_WHAT IS BEING ASKED_: Output all of the data below exactly as given.

_Dataset rows_:

• • • • •

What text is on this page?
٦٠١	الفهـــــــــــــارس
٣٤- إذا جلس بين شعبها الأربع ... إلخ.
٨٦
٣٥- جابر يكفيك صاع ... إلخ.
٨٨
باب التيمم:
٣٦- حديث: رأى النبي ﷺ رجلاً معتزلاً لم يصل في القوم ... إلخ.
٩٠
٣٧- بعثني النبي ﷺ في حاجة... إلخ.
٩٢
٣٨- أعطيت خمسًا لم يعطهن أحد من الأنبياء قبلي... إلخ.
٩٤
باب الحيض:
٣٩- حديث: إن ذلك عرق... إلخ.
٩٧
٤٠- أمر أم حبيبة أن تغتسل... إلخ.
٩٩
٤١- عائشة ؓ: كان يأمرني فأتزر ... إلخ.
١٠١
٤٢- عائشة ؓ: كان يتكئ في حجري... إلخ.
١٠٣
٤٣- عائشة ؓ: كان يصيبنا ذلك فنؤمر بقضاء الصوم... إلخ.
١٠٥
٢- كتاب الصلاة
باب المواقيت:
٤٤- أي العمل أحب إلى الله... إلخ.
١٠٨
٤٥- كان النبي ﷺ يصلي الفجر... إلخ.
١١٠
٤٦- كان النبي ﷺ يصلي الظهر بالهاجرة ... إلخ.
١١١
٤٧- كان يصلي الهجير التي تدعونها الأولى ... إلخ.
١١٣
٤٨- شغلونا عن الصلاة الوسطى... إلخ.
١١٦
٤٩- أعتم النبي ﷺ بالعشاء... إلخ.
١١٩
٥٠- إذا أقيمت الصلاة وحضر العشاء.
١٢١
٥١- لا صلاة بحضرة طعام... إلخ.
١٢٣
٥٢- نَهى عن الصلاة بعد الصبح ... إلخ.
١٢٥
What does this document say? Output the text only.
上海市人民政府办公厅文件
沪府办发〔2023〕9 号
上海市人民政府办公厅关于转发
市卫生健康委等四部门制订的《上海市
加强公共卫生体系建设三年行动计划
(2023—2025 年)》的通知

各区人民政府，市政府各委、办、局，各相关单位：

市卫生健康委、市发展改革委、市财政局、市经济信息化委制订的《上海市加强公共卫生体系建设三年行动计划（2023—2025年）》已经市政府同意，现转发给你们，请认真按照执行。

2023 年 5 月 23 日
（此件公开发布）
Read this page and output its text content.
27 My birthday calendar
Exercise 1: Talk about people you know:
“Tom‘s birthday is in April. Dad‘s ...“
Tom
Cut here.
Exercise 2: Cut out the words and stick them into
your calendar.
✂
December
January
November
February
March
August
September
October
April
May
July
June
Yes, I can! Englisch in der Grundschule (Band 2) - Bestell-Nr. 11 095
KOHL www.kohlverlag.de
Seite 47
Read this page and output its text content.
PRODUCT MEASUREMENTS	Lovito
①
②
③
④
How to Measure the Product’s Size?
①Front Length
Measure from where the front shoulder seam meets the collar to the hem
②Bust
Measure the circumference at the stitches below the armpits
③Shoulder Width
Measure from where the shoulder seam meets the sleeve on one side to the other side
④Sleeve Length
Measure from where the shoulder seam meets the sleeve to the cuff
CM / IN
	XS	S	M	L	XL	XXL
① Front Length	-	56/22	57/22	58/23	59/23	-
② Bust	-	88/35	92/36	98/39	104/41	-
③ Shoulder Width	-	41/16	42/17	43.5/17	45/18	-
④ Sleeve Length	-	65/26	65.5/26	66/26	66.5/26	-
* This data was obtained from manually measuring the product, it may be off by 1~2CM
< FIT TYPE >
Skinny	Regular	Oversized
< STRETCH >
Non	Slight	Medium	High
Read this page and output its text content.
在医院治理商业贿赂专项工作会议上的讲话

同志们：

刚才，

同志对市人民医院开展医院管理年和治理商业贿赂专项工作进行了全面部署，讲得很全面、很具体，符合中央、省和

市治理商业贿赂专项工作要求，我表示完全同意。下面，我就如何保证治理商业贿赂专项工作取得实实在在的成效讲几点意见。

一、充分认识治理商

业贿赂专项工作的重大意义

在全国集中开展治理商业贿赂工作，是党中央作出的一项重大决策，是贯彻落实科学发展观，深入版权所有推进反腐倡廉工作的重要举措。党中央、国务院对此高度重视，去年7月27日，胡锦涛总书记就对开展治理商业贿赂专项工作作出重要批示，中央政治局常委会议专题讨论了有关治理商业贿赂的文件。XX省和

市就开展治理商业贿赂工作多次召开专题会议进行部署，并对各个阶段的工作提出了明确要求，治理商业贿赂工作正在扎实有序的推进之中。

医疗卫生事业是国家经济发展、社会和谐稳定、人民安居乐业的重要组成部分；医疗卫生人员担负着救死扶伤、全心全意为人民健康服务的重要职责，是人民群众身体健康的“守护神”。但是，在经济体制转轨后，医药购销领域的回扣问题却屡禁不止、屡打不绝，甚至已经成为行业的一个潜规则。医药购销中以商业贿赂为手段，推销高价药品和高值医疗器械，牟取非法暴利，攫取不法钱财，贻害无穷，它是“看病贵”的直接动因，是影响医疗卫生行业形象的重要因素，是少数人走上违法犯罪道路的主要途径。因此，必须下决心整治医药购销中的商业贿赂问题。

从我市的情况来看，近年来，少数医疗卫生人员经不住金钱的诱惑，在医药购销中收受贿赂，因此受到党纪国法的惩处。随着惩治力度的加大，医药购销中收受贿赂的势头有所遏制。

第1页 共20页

• • • • •

_RESULT BELOW_:
What text is on this page?
٦٠١	الفهـــــــــــــارس
٣٤- إذا جلس بين شعبها الأربع ... إلخ.
٨٦
٣٥- جابر يكفيك صاع ... إلخ.
٨٨
باب التيمم:
٣٦- حديث: رأى النبي ﷺ رجلاً معتزلاً لم يصل في القوم ... إلخ.
٩٠
٣٧- بعثني النبي ﷺ في حاجة... إلخ.
٩٢
٣٨- أعطيت خمسًا لم يعطهن أحد من الأنبياء قبلي... إلخ.
٩٤
باب الحيض:
٣٩- حديث: إن ذلك عرق... إلخ.
٩٧
٤٠- أمر أم حبيبة أن تغتسل... إلخ.
٩٩
٤١- عائشة ؓ: كان يأمرني فأتزر ... إلخ.
١٠١
٤٢- عائشة ؓ: كان يتكئ في حجري... إلخ.
١٠٣
٤٣- عائشة ؓ: كان يصيبنا ذلك فنؤمر بقضاء الصوم... إلخ.
١٠٥
٢- كتاب الصلاة
باب المواقيت:
٤٤- أي العمل أحب إلى الله... إلخ.
١٠٨
٤٥- كان النبي ﷺ يصلي الفجر... إلخ.
١١٠
٤٦- كان النبي ﷺ يصلي الظهر بالهاجرة ... إلخ.
١١١
٤٧- كان يصلي الهجير التي تدعونها الأولى ... إلخ.
١١٣
٤٨- شغلونا عن الصلاة الوسطى... إلخ.
١١٦
٤٩- أعتم النبي ﷺ بالعشاء... إلخ.
١١٩
٥٠- إذا أقيمت الصلاة وحضر العشاء.
١٢١
٥١- لا صلاة بحضرة طعام... إلخ.
١٢٣
٥٢- نَهى عن الصلاة بعد الصبح ... إلخ.
١٢٥
What does this document say? Output the text only.
上海市人民政府办公厅文件
沪府办发〔2023〕9 号
上海市人民政府办公厅关于转发
市卫生健康委等四部门制订的《上海市
加强公共卫生体系建设三年行动计划
(2023—2025 年)》的通知

各区人民政府，市政府各委、办、局，各相关单位：

市卫生健康委、市发展改革委、市财政局、市经济信息化委制订的《上海市加强公共卫生体系建设三年行动计划（2023—2025年）》已经市政府同意，现转发给你们，请认真按照执行。

2023 年 5 月 23 日
（此件公开发布）
Read this page and output its text content.
27 My birthday calendar
Exercise 1: Talk about people you know:
“Tom‘s birthday is in April. Dad‘s ...“
Tom
Cut here.
Exercise 2: Cut out the words and stick them into
your calendar.
✂
December
January
November
February
March
August
September
October
April
May
July
June
Yes, I can! Englisch in der Grundschule (Band 2) - Bestell-Nr. 11 095
KOHL www.kohlverlag.de
Seite 47
Read this page and output its text content.
PRODUCT MEASUREMENTS	Lovito
①
②
③
④
How to Measure the Product’s Size?
①Front Length
Measure from where the front shoulder seam meets the collar to the hem
②Bust
Measure the circumference at the stitches below the armpits
③Shoulder Width
Measure from where the shoulder seam meets the sleeve on one side to the other side
④Sleeve Length
Measure from where the shoulder seam meets the sleeve to the cuff
CM / IN
	XS	S	M	L	XL	XXL
① Front Length	-	56/22	57/22	58/23	59/23	-
② Bust	-	88/35	92/36	98/39	104/41	-
③ Shoulder Width	-	41/16	42/17	43.5/17	45/18	-
④ Sleeve Length	-	65/26	65.5/26	66/26	66.5/26	-
* This data was obtained from manually measuring the product, it may be off by 1~2CM
< FIT TYPE >
Skinny	Regular	Oversized
< STRETCH >
Non	Slight	Medium	High
Read this page and output its text content.
在医院治理商业贿赂专项工作会议上的讲话

同志们：

刚才，

同志对市人民医院开展医院管理年和治理商业贿赂专项工作进行了全面部署，讲得很全面、很具体，符合中央、省和

市治理商业贿赂专项工作要求，我表示完全同意。下面，我就如何保证治理商业贿赂专项工作取得实实在在的成效讲几点意见。

一、充分认识治理商

业贿赂专项工作的重大意义

在全国集中开展治理商业贿赂工作，是党中央作出的一项重大决策，是贯彻落实科学发展观，深入版权所有推进反腐倡廉工作的重要举措。党中央、国务院对此高度重视，去年7月27日，胡锦涛总书记就对开展治理商业贿赂专项工作作出重要批示，中央政治局常委会议专题讨论了有关治理商业贿赂的文件。XX省和

市就开展治理商业贿赂工作多次召开专题会议进行部署，并对各个阶段的工作提出了明确要求，治理商业贿赂工作正在扎实有序的推进之中。

医疗卫生事业是国家经济发展、社会和谐稳定、人民安居乐业的重要组成部分；医疗卫生人员担负着救死扶伤、全心全意为人民健康服务的重要职责，是人民群众身体健康的“守护神”。但是，在经济体制转轨后，医药购销领域的回扣问题却屡禁不止、屡打不绝，甚至已经成为行业的一个潜规则。医药购销中以商业贿赂为手段，推销高价药品和高值医疗器械，牟取非法暴利，攫取不法钱财，贻害无穷，它是“看病贵”的直接动因，是影响医疗卫生行业形象的重要因素，是少数人走上违法犯罪道路的主要途径。因此，必须下决心整治医药购销中的商业贿赂问题。

从我市的情况来看，近年来，少数医疗卫生人员经不住金钱的诱惑，在医药购销中收受贿赂，因此受到党纪国法的惩处。随着惩治力度的加大，医药购销中收受贿赂的势头有所遏制。

第1页 共20页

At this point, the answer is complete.